• STATED PROBLEM
List each line of the data that holds the string "файловых", please.

====== INPUT

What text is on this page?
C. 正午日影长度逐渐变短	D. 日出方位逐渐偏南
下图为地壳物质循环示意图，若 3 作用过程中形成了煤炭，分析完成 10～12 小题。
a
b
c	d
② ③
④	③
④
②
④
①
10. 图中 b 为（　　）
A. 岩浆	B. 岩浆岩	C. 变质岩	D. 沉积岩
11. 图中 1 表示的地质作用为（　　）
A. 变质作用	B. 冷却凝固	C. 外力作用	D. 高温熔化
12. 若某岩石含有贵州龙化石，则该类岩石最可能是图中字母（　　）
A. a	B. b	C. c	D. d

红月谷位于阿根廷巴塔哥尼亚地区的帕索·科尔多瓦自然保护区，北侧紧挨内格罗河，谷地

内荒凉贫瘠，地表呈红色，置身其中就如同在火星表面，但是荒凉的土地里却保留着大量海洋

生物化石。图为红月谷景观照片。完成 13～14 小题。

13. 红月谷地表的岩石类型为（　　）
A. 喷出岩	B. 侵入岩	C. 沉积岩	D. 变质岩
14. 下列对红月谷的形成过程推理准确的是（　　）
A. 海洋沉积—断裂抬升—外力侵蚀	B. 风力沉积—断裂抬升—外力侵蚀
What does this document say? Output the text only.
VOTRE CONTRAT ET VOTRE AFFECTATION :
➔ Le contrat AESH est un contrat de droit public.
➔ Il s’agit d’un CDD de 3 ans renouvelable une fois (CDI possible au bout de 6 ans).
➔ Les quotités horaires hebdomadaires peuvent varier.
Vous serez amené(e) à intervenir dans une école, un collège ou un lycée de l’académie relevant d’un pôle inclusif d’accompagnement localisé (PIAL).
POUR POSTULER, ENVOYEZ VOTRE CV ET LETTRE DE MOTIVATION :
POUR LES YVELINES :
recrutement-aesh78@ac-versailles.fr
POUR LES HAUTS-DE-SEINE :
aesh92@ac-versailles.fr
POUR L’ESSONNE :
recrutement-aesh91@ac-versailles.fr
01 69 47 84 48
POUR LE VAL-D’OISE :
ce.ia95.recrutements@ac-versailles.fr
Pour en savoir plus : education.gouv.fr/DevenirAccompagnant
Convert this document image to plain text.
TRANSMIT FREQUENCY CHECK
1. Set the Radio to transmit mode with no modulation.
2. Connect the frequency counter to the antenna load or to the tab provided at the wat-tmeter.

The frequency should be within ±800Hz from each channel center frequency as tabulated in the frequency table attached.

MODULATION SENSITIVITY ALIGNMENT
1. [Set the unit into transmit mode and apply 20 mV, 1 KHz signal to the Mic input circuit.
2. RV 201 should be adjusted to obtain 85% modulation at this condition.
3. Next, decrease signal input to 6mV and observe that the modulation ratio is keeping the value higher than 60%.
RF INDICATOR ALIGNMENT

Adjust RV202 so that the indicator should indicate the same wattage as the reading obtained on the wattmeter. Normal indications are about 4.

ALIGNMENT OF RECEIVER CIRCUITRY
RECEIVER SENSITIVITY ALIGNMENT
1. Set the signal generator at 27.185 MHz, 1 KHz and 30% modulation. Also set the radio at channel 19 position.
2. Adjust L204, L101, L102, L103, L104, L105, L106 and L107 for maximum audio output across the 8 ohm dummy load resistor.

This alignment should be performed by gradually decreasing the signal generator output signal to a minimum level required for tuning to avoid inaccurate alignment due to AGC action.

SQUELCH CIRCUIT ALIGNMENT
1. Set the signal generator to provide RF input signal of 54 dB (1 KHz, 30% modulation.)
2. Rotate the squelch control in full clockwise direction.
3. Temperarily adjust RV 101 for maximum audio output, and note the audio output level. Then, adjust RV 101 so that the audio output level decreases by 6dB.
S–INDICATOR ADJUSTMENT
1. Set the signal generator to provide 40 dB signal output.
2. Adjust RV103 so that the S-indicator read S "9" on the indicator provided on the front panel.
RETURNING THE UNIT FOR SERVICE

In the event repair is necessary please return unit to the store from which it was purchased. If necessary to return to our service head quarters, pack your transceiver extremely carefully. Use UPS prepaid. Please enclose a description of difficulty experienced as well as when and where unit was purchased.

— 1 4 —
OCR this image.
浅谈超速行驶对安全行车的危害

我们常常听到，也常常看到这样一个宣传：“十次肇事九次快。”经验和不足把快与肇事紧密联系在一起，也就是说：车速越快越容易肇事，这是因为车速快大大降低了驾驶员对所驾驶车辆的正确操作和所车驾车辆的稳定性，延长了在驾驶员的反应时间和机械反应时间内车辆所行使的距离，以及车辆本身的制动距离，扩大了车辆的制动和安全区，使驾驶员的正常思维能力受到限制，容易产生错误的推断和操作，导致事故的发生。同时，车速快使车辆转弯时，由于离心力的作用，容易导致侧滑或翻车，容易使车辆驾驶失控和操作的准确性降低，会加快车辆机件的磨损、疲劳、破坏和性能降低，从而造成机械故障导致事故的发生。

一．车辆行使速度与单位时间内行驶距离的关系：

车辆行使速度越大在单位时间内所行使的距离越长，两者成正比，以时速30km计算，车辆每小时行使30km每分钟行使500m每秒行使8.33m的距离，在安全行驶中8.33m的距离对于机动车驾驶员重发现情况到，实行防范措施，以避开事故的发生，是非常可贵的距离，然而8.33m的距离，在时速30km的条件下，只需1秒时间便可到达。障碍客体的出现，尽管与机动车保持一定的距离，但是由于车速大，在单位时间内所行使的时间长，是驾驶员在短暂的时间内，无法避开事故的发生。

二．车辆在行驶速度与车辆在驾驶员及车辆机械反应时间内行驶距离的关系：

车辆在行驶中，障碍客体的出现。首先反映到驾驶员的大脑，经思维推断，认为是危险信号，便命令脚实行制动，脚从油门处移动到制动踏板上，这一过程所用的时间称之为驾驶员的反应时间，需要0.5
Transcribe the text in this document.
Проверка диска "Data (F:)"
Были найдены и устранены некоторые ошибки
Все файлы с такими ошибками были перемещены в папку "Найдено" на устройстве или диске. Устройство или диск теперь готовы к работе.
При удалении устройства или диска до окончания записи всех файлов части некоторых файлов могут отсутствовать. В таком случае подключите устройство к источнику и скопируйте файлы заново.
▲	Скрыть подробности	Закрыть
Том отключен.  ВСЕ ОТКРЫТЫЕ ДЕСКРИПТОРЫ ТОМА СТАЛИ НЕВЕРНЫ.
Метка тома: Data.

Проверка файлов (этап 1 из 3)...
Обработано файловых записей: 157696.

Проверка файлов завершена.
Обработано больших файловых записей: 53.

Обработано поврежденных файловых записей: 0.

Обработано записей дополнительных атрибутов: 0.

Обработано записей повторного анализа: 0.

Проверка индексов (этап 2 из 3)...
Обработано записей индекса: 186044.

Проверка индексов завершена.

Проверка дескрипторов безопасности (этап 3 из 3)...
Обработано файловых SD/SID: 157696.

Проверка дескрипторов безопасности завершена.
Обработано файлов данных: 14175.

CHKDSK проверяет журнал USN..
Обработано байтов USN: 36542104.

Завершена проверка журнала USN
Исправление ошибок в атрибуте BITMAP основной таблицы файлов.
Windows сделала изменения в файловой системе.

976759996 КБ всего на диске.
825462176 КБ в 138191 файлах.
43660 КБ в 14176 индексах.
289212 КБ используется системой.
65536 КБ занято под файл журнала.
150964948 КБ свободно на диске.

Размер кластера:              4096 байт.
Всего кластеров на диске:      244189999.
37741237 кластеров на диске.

============

• OUTPUT FOR THIS EXERCISE
Обработано файловых записей: 157696.
Обработано больших файловых записей: 53.
Обработано поврежденных файловых записей: 0.
Обработано файловых SD/SID: 157696.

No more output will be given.